◆ Problem requirements
Leave out the pictures, then reproduce the rest of the material exactly.

◆ Material for this task
-- Begin --

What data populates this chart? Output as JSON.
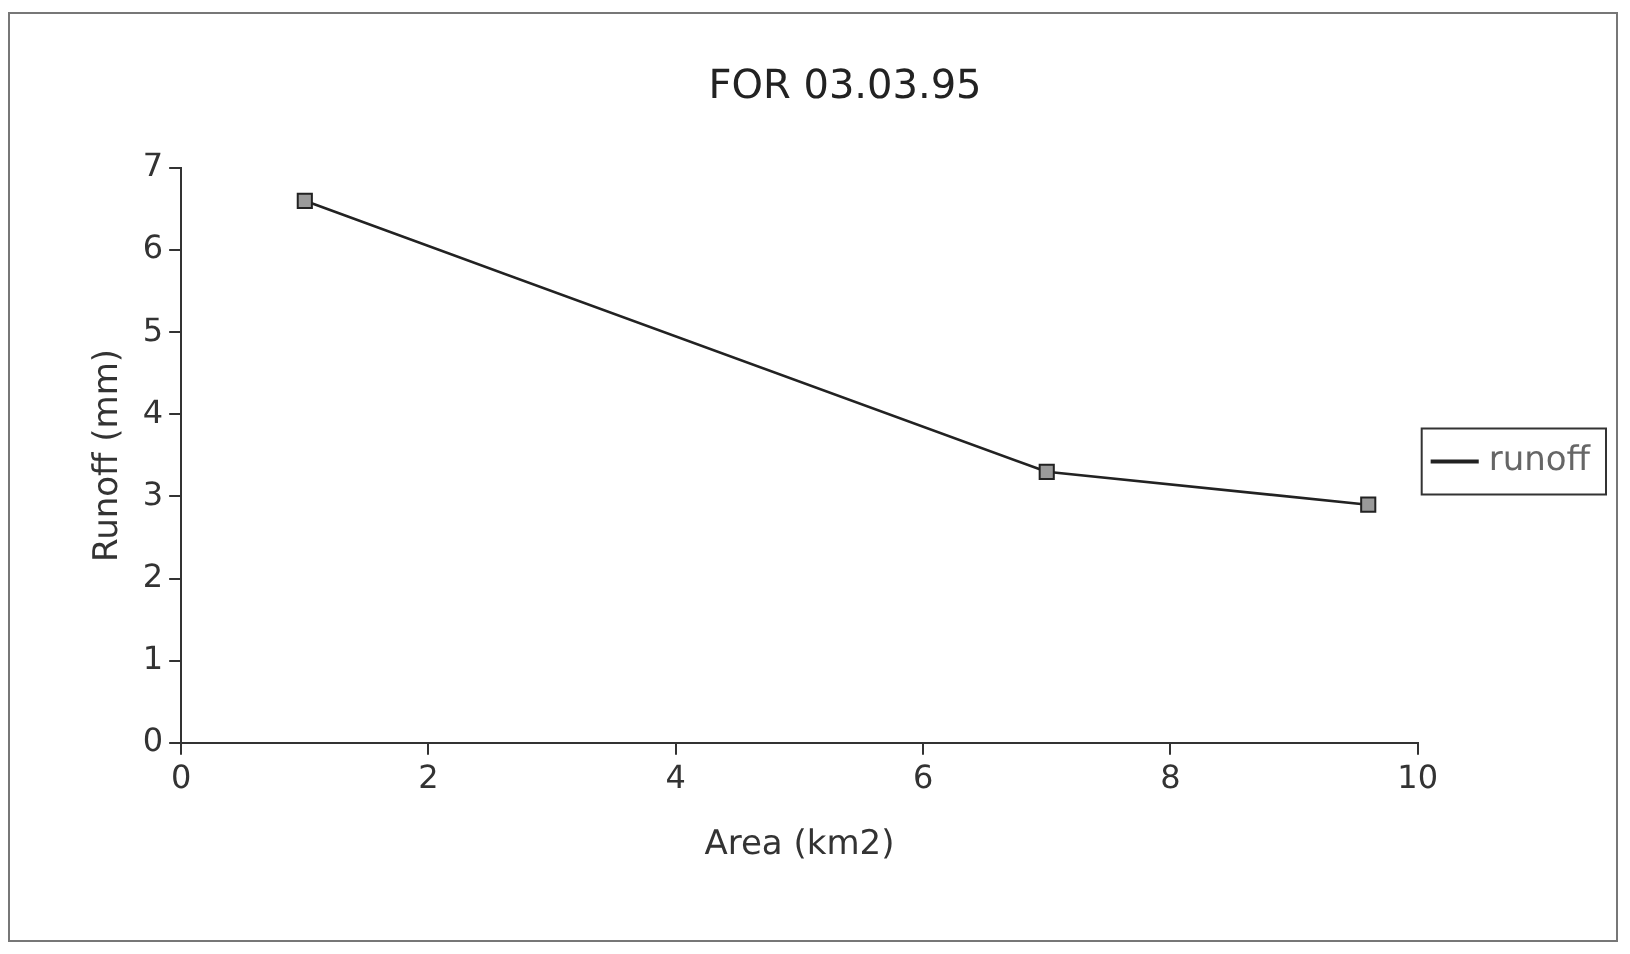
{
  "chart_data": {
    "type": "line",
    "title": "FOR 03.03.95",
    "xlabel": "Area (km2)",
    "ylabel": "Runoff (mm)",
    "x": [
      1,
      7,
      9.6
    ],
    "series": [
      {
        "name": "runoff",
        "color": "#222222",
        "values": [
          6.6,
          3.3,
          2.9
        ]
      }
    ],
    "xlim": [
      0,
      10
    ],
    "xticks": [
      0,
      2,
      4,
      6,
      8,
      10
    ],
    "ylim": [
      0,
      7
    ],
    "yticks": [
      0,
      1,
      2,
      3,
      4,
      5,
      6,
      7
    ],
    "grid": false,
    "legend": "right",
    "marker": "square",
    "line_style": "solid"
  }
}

-- End --

◆ Answer in full
What data populates this chart? Output as JSON.
{
  "chart_data": {
    "type": "line",
    "title": "FOR 03.03.95",
    "xlabel": "Area (km2)",
    "ylabel": "Runoff (mm)",
    "x": [
      1,
      7,
      9.6
    ],
    "series": [
      {
        "name": "runoff",
        "color": "#222222",
        "values": [
          6.6,
          3.3,
          2.9
        ]
      }
    ],
    "xlim": [
      0,
      10
    ],
    "xticks": [
      0,
      2,
      4,
      6,
      8,
      10
    ],
    "ylim": [
      0,
      7
    ],
    "yticks": [
      0,
      1,
      2,
      3,
      4,
      5,
      6,
      7
    ],
    "grid": false,
    "legend": "right",
    "marker": "square",
    "line_style": "solid"
  }
}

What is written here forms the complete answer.